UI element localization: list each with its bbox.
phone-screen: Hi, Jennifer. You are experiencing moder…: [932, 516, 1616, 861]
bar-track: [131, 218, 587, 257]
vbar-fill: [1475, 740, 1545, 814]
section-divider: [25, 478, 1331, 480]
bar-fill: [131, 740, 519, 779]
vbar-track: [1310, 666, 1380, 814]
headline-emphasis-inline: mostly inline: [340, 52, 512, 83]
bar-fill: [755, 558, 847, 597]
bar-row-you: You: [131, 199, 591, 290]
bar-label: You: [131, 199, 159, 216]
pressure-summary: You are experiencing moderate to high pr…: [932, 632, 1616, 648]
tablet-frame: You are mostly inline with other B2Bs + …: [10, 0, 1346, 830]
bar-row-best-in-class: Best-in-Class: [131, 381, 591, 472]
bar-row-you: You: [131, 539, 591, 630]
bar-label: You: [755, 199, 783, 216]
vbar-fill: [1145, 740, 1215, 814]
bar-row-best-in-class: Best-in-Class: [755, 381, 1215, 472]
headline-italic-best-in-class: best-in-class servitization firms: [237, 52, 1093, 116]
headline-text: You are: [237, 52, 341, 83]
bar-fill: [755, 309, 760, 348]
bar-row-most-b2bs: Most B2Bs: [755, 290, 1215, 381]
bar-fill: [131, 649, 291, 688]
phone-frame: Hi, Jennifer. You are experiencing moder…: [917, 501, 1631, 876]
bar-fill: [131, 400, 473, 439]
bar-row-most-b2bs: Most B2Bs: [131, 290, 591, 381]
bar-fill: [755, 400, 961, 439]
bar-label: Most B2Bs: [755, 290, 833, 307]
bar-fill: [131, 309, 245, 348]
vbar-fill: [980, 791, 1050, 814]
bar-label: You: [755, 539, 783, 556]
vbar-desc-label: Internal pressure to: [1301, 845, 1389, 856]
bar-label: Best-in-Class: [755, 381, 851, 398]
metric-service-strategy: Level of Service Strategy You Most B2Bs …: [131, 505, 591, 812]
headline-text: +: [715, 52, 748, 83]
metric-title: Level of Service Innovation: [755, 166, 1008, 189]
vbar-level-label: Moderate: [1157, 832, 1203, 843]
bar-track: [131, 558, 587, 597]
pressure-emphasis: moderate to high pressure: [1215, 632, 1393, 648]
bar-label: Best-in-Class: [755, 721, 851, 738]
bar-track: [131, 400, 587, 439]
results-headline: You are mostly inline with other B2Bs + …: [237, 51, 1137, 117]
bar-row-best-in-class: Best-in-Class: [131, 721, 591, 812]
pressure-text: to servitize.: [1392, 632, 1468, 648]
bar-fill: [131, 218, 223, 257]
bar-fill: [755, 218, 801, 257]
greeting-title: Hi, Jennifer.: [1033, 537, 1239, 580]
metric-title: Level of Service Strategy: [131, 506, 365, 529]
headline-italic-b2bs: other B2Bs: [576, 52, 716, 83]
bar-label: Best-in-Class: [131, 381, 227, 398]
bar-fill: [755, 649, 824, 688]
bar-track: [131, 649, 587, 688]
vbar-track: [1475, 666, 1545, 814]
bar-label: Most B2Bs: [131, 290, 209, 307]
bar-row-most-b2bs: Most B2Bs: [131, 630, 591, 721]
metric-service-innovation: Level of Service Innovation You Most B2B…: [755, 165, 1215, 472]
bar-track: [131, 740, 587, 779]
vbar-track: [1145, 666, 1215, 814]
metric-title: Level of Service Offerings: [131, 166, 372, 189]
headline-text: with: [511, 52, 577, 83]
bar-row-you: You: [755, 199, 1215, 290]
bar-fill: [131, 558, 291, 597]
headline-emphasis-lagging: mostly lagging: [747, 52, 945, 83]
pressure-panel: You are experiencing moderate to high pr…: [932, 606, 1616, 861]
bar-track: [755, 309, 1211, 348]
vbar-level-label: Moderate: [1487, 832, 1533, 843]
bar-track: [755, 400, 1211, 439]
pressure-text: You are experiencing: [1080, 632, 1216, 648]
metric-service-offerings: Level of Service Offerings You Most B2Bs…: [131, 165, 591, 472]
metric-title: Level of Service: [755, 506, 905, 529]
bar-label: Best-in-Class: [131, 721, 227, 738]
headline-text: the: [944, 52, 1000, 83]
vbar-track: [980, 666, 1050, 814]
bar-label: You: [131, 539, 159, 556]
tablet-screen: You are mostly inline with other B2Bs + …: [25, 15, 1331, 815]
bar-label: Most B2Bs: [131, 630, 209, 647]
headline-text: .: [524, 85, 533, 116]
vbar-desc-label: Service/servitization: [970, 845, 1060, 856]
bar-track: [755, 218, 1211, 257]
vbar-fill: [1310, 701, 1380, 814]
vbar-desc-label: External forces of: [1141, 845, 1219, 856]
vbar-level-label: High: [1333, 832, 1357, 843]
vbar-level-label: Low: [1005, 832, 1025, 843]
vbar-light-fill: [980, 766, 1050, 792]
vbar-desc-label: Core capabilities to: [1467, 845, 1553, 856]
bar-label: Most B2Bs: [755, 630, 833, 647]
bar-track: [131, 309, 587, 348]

+-------+

• [Set exercise]: Can you retype the lines exactly, starting with the first line of the records and going on through the line containing "vbar-track: [1310, 666, 1380, 814]"?

• [Task response]:
UI element localization: list each with its bbox.
phone-screen: Hi, Jennifer. You are experiencing moder…: [932, 516, 1616, 861]
bar-track: [131, 218, 587, 257]
vbar-fill: [1475, 740, 1545, 814]
section-divider: [25, 478, 1331, 480]
bar-fill: [131, 740, 519, 779]
vbar-track: [1310, 666, 1380, 814]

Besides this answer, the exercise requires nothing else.